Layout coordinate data

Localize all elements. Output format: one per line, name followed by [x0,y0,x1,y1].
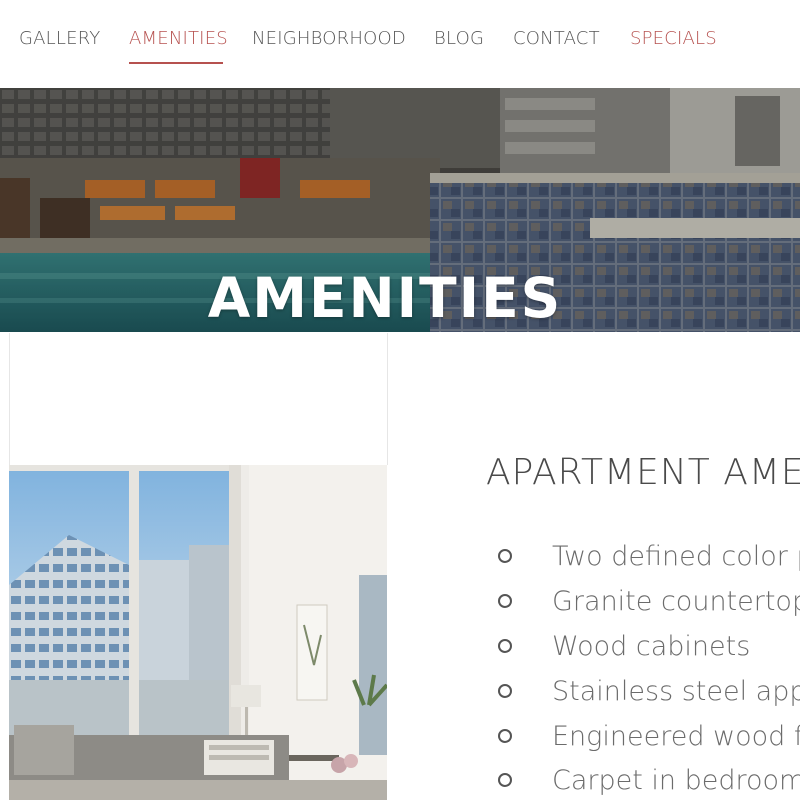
nav-item-blog[interactable]: BLOG [434,28,484,49]
hero-title: AMENITIES [207,266,563,330]
amenity-text: Wood cabinets [552,631,751,662]
section-heading: APARTMENT AMEN [486,452,800,493]
column-divider [387,333,388,465]
amenity-text: Granite countertops [552,586,800,617]
circle-bullet-icon [498,594,512,608]
nav-item-specials[interactable]: SPECIALS [630,28,717,49]
nav-active-underline [129,62,223,64]
circle-bullet-icon [498,773,512,787]
circle-bullet-icon [498,549,512,563]
hero-banner: AMENITIES [0,88,800,332]
living-room-image [9,465,387,800]
amenity-text: Stainless steel appl [552,676,800,707]
amenity-text: Carpet in bedrooms [552,765,800,796]
nav-item-amenities[interactable]: AMENITIES [129,28,228,49]
nav-item-gallery[interactable]: GALLERY [19,28,100,49]
amenity-text: Engineered wood f [552,721,800,752]
circle-bullet-icon [498,684,512,698]
top-nav: GALLERY AMENITIES NEIGHBORHOOD BLOG CONT… [0,0,800,88]
nav-item-contact[interactable]: CONTACT [513,28,600,49]
living-room-photo [9,465,387,800]
circle-bullet-icon [498,639,512,653]
nav-item-neighborhood[interactable]: NEIGHBORHOOD [252,28,406,49]
amenity-text: Two defined color p [552,541,800,572]
circle-bullet-icon [498,729,512,743]
left-column-border [9,333,10,465]
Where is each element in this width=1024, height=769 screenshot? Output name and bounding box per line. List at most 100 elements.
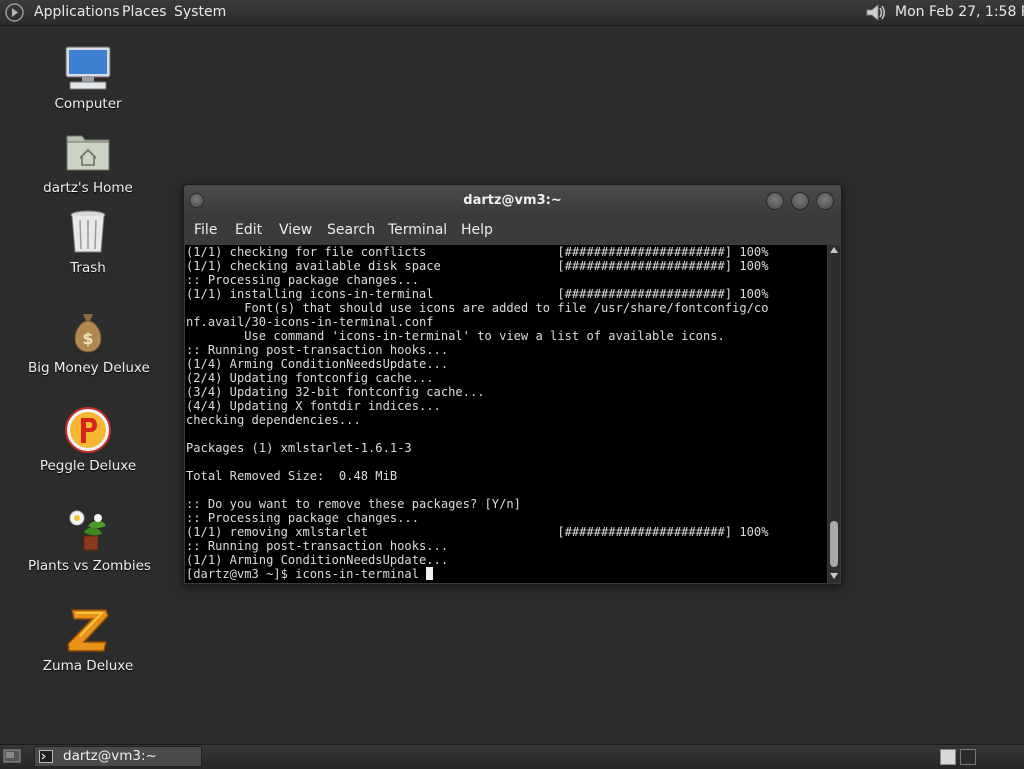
terminal-line-text: Total Removed Size: 0.48 MiB (186, 469, 398, 483)
desktop-icon-trash[interactable]: Trash (28, 208, 148, 276)
terminal-line-text: Font(s) that should use icons are added … (186, 301, 769, 315)
trash-icon (70, 210, 106, 253)
terminal-line-text: (1/1) checking for file conflicts [#####… (186, 245, 769, 259)
minimize-button[interactable] (766, 192, 784, 210)
desktop-icon-label: Computer (54, 96, 122, 112)
menu-view[interactable]: View (279, 222, 312, 238)
desktop-icon-label: dartz's Home (43, 180, 133, 196)
taskbar-button-terminal[interactable]: dartz@vm3:~ (34, 746, 202, 767)
terminal-line: :: Processing package changes... (186, 273, 768, 287)
terminal-line: (2/4) Updating fontconfig cache... (186, 371, 768, 385)
terminal-line-text: :: Running post-transaction hooks... (186, 343, 449, 357)
terminal-line: :: Processing package changes... (186, 511, 768, 525)
maximize-button[interactable] (791, 192, 809, 210)
close-button[interactable] (816, 192, 834, 210)
desktop-icon-peggle[interactable]: Peggle Deluxe (28, 406, 148, 474)
menu-help[interactable]: Help (461, 222, 493, 238)
terminal-line: (1/4) Arming ConditionNeedsUpdate... (186, 357, 768, 371)
terminal-scrollbar[interactable] (828, 245, 840, 583)
terminal-line-text: (2/4) Updating fontconfig cache... (186, 371, 434, 385)
terminal-line-text: :: Do you want to remove these packages?… (186, 497, 521, 511)
terminal-line-text: Packages (1) xmlstarlet-1.6.1-3 (186, 441, 412, 455)
terminal-line-text: nf.avail/30-icons-in-terminal.conf (186, 315, 434, 329)
terminal-line-text: (4/4) Updating X fontdir indices... (186, 399, 441, 413)
scroll-down-arrow-icon[interactable] (830, 573, 838, 579)
gnome-foot-icon[interactable] (5, 3, 24, 22)
clock[interactable]: Mon Feb 27, 1:58 PM (895, 4, 1024, 20)
show-desktop-icon[interactable] (3, 749, 21, 764)
terminal-line: (1/1) checking available disk space [###… (186, 259, 768, 273)
top-panel: Applications Places System Mon Feb 27, 1… (0, 0, 1024, 26)
plants-icon (69, 510, 106, 551)
scrollbar-thumb[interactable] (830, 521, 838, 567)
desktop-icon-home[interactable]: dartz's Home (28, 128, 148, 196)
menu-applications[interactable]: Applications (34, 4, 120, 20)
menu-system[interactable]: System (174, 4, 226, 20)
desktop-icon-zuma[interactable]: Zuma Deluxe (28, 606, 148, 674)
zuma-icon (67, 609, 109, 652)
speaker-icon[interactable] (864, 2, 888, 23)
desktop-icon-big-money[interactable]: $ Big Money Deluxe (28, 308, 150, 376)
window-titlebar[interactable]: dartz@vm3:~ (184, 185, 841, 217)
terminal-line: Packages (1) xmlstarlet-1.6.1-3 (186, 441, 768, 455)
terminal-line-text: :: Running post-transaction hooks... (186, 539, 449, 553)
terminal-line: (4/4) Updating X fontdir indices... (186, 399, 768, 413)
terminal-prompt-line: [dartz@vm3 ~]$ icons-in-terminal (186, 567, 768, 581)
home-folder-icon (66, 135, 110, 171)
terminal-line: Use command 'icons-in-terminal' to view … (186, 329, 768, 343)
terminal-icon (39, 750, 53, 763)
terminal-line-text: (3/4) Updating 32-bit fontconfig cache..… (186, 385, 485, 399)
terminal-line: nf.avail/30-icons-in-terminal.conf (186, 315, 768, 329)
computer-icon (65, 46, 111, 90)
terminal-line: Font(s) that should use icons are added … (186, 301, 768, 315)
window-title: dartz@vm3:~ (463, 193, 562, 208)
desktop-icon-label: Plants vs Zombies (28, 558, 151, 574)
terminal-line: :: Running post-transaction hooks... (186, 539, 768, 553)
terminal-line-text: :: Processing package changes... (186, 273, 419, 287)
terminal-window[interactable]: dartz@vm3:~ File Edit View Search Termin… (183, 184, 842, 585)
terminal-line: (1/1) installing icons-in-terminal [####… (186, 287, 768, 301)
terminal-line-text: :: Processing package changes... (186, 511, 419, 525)
terminal-output[interactable]: (1/1) checking for file conflicts [#####… (185, 245, 827, 583)
terminal-line-text: [dartz@vm3 ~]$ icons-in-terminal (186, 567, 427, 581)
desktop-icon-label: Big Money Deluxe (28, 360, 150, 376)
desktop-icon-label: Zuma Deluxe (42, 658, 134, 674)
terminal-line: checking dependencies... (186, 413, 768, 427)
peggle-icon (65, 407, 111, 453)
menu-file[interactable]: File (194, 222, 217, 238)
terminal-line-text: (1/1) installing icons-in-terminal [####… (186, 287, 769, 301)
terminal-line: (1/1) checking for file conflicts [#####… (186, 245, 768, 259)
desktop-icon-computer[interactable]: Computer (28, 44, 148, 112)
terminal-line: :: Do you want to remove these packages?… (186, 497, 768, 511)
menu-terminal[interactable]: Terminal (388, 222, 447, 238)
workspace-2-button[interactable] (960, 749, 976, 765)
terminal-menubar: File Edit View Search Terminal Help (184, 217, 841, 245)
terminal-line-text: (1/1) checking available disk space [###… (186, 259, 769, 273)
desktop-icon-label: Trash (70, 260, 106, 276)
scroll-up-arrow-icon[interactable] (830, 247, 838, 253)
terminal-line: (3/4) Updating 32-bit fontconfig cache..… (186, 385, 768, 399)
menu-edit[interactable]: Edit (235, 222, 262, 238)
terminal-line-text: checking dependencies... (186, 413, 361, 427)
terminal-line: Total Removed Size: 0.48 MiB (186, 469, 768, 483)
terminal-line: :: Running post-transaction hooks... (186, 343, 768, 357)
terminal-cursor (426, 567, 434, 580)
terminal-line: (1/1) Arming ConditionNeedsUpdate... (186, 553, 768, 567)
terminal-line-text: (1/1) removing xmlstarlet [#############… (186, 525, 769, 539)
svg-text:$: $ (82, 329, 93, 348)
desktop-icon-plants-vs-zombies[interactable]: Plants vs Zombies (28, 506, 151, 574)
bottom-panel: dartz@vm3:~ (0, 744, 1024, 769)
terminal-line: (1/1) removing xmlstarlet [#############… (186, 525, 768, 539)
desktop-icon-label: Peggle Deluxe (39, 458, 137, 474)
terminal-line-text: Use command 'icons-in-terminal' to view … (186, 329, 725, 343)
workspace-1-button[interactable] (940, 749, 956, 765)
terminal-line-text: (1/1) Arming ConditionNeedsUpdate... (186, 553, 449, 567)
menu-search[interactable]: Search (327, 222, 375, 238)
menu-places[interactable]: Places (122, 4, 167, 20)
taskbar-button-label: dartz@vm3:~ (63, 748, 157, 764)
terminal-line-text: (1/4) Arming ConditionNeedsUpdate... (186, 357, 449, 371)
money-bag-icon: $ (74, 314, 102, 353)
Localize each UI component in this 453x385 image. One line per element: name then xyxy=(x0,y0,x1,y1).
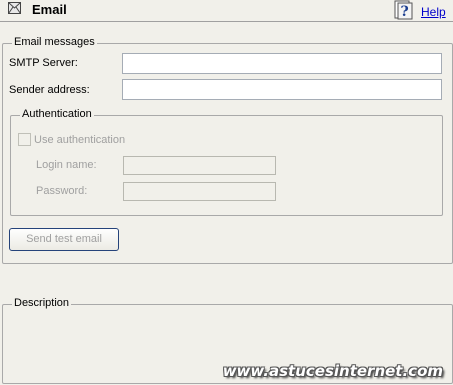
watermark-text: www.astucesinternet.com xyxy=(222,362,443,380)
header-divider xyxy=(0,21,453,22)
login-name-input[interactable] xyxy=(123,156,276,175)
password-label: Password: xyxy=(36,185,88,197)
send-test-email-button[interactable]: Send test email xyxy=(9,228,119,251)
help-question-icon[interactable]: ? xyxy=(394,0,414,20)
envelope-icon xyxy=(8,2,21,14)
page-title: Email xyxy=(32,2,67,17)
smtp-server-label: SMTP Server: xyxy=(9,57,78,69)
use-authentication-checkbox[interactable] xyxy=(18,133,31,146)
svg-text:?: ? xyxy=(401,4,409,20)
help-link[interactable]: Help xyxy=(421,5,446,19)
sender-address-input[interactable] xyxy=(122,79,442,100)
group-legend: Authentication xyxy=(20,108,94,120)
group-legend: Email messages xyxy=(12,36,97,48)
page-header: Email ? Help xyxy=(0,0,453,20)
group-legend: Description xyxy=(12,297,72,309)
use-authentication-label[interactable]: Use authentication xyxy=(34,134,125,146)
smtp-server-input[interactable] xyxy=(122,53,442,74)
login-name-label: Login name: xyxy=(36,159,97,171)
password-input[interactable] xyxy=(123,182,276,201)
sender-address-label: Sender address: xyxy=(9,84,90,96)
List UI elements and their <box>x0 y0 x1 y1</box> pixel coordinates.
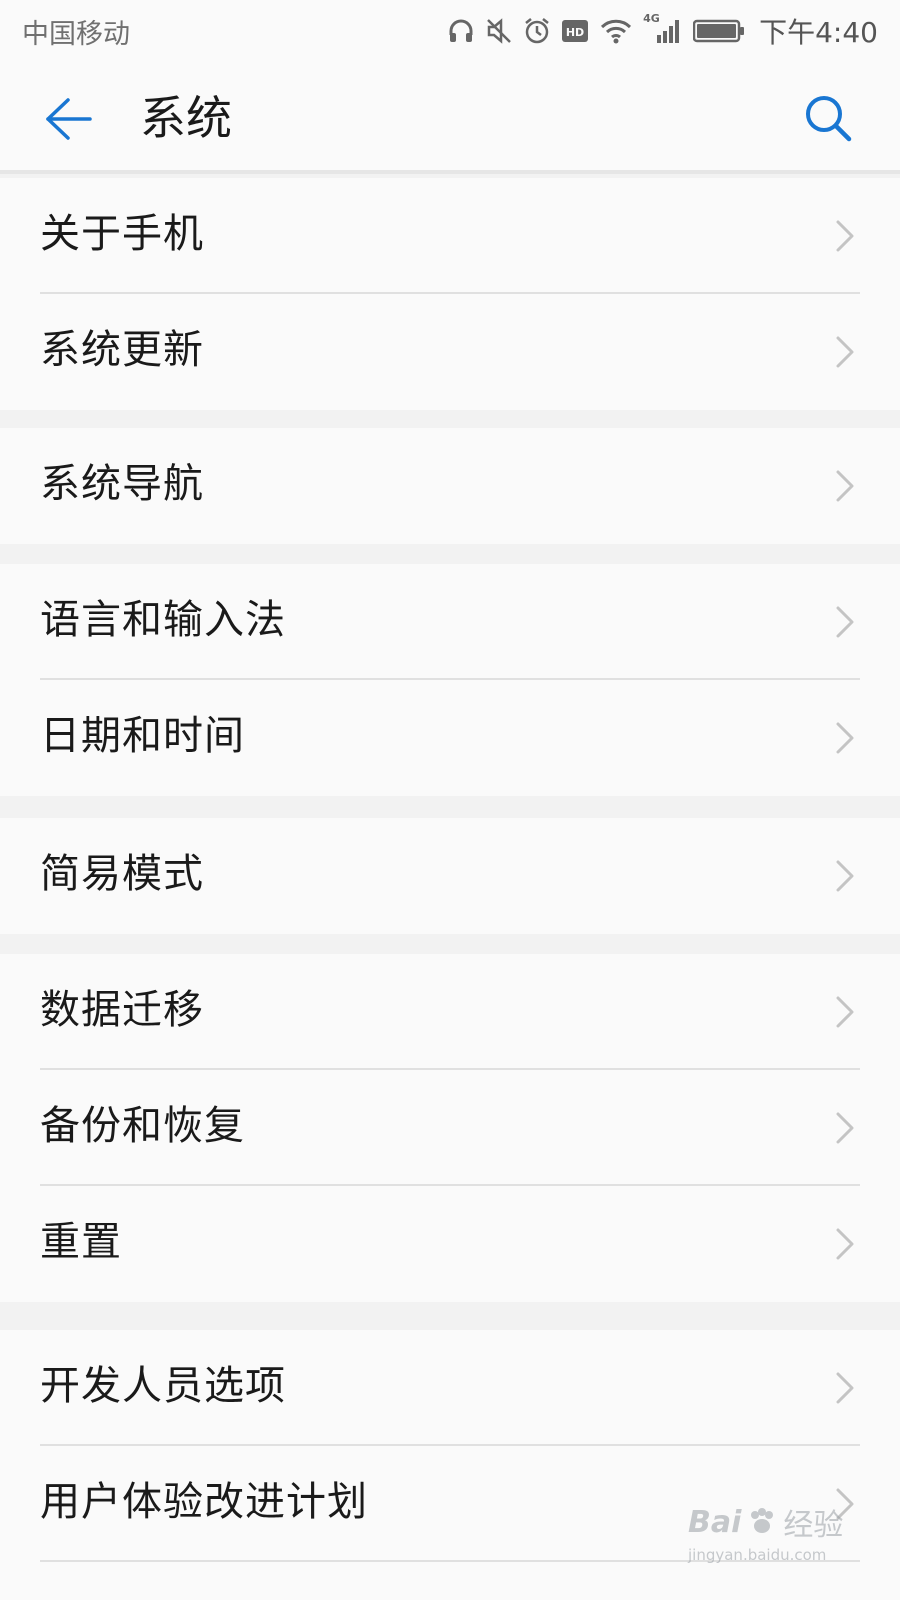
hd-badge-text: HD <box>566 26 584 39</box>
search-icon <box>806 96 852 142</box>
settings-item-reset[interactable]: 重置 <box>0 1186 900 1302</box>
settings-item-label: 用户体验改进计划 <box>40 1479 368 1525</box>
carrier-name: 中国移动 <box>22 18 130 50</box>
watermark-brand-text: Bai <box>688 1504 742 1540</box>
network-type: 4G <box>643 12 660 25</box>
chevron-right-icon <box>836 1112 854 1144</box>
signal-icon: 4G <box>643 12 683 46</box>
settings-item-system-navigation[interactable]: 系统导航 <box>0 428 900 544</box>
hd-icon: HD <box>561 16 589 46</box>
toolbar: 系统 <box>0 62 900 174</box>
headphones-icon <box>447 16 475 46</box>
settings-item-label: 语言和输入法 <box>40 597 286 643</box>
clock: 下午4:40 <box>759 16 878 49</box>
status-bar: 中国移动 HD 4G 下午4:40 <box>0 0 900 62</box>
watermark-brand: Bai 经验 <box>688 1500 843 1544</box>
settings-item-label: 数据迁移 <box>40 987 204 1033</box>
settings-item-label: 系统更新 <box>40 327 204 373</box>
chevron-right-icon <box>836 722 854 754</box>
settings-item-about-phone[interactable]: 关于手机 <box>0 178 900 294</box>
settings-item-label: 日期和时间 <box>40 713 245 759</box>
chevron-right-icon <box>836 220 854 252</box>
watermark-suffix: 经验 <box>783 1508 844 1543</box>
settings-group: 语言和输入法 日期和时间 <box>0 564 900 796</box>
settings-group: 系统导航 <box>0 428 900 544</box>
chevron-right-icon <box>836 336 854 368</box>
battery-icon <box>693 16 745 46</box>
search-button[interactable] <box>800 90 858 148</box>
chevron-right-icon <box>836 470 854 502</box>
chevron-right-icon <box>836 1228 854 1260</box>
settings-item-data-migration[interactable]: 数据迁移 <box>0 954 900 1070</box>
settings-item-label: 开发人员选项 <box>40 1363 286 1409</box>
settings-item-label: 重置 <box>40 1219 122 1265</box>
back-arrow-icon <box>46 98 92 140</box>
settings-item-label: 系统导航 <box>40 461 204 507</box>
settings-item-system-update[interactable]: 系统更新 <box>0 294 900 410</box>
settings-item-label: 备份和恢复 <box>40 1103 245 1149</box>
wifi-icon <box>599 16 633 46</box>
settings-item-simple-mode[interactable]: 简易模式 <box>0 818 900 934</box>
chevron-right-icon <box>836 606 854 638</box>
status-icons: HD 4G 下午4:40 <box>447 11 878 51</box>
settings-group: 简易模式 <box>0 818 900 934</box>
settings-item-developer-options[interactable]: 开发人员选项 <box>0 1330 900 1446</box>
page-title: 系统 <box>140 91 232 145</box>
settings-item-date-time[interactable]: 日期和时间 <box>0 680 900 796</box>
settings-item-label: 简易模式 <box>40 851 204 897</box>
chevron-right-icon <box>836 996 854 1028</box>
settings-item-language-input[interactable]: 语言和输入法 <box>0 564 900 680</box>
mute-icon <box>485 16 513 46</box>
settings-group: 关于手机 系统更新 <box>0 178 900 410</box>
baidu-watermark: Bai 经验 jingyan.baidu.com <box>688 1500 888 1580</box>
settings-item-label: 关于手机 <box>40 211 204 257</box>
alarm-icon <box>523 16 551 46</box>
chevron-right-icon <box>836 860 854 892</box>
settings-item-backup-restore[interactable]: 备份和恢复 <box>0 1070 900 1186</box>
paw-icon <box>751 1508 774 1533</box>
settings-group: 数据迁移 备份和恢复 重置 <box>0 954 900 1302</box>
watermark-url: jingyan.baidu.com <box>688 1546 827 1564</box>
back-button[interactable] <box>42 92 96 146</box>
chevron-right-icon <box>836 1372 854 1404</box>
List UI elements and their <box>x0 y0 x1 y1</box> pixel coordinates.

• **Problem to work on**:
Can you convert the lines of the listing above into a numbered list, starting with the line containing "watermark-text: www.astucesinternet.com xyxy=(222,362,443,380)" and going on through the line containing "use-authentication-checkbox[interactable] xyxy=(18,133,31,146)", with blank lines left out?

• **Result for this exercise**:
1. watermark-text: www.astucesinternet.com xyxy=(222,362,443,380)
2. header-divider xyxy=(0,21,453,22)
3. login-name-input[interactable] xyxy=(123,156,276,175)
4. password-label: Password: xyxy=(36,185,88,197)
5. send-test-email-button[interactable]: Send test email xyxy=(9,228,119,251)
6. help-question-icon[interactable]: ? xyxy=(394,0,414,20)
7. envelope-icon xyxy=(8,2,21,14)
8. page-title: Email xyxy=(32,2,67,17)
9. smtp-server-label: SMTP Server: xyxy=(9,57,78,69)
10. use-authentication-checkbox[interactable] xyxy=(18,133,31,146)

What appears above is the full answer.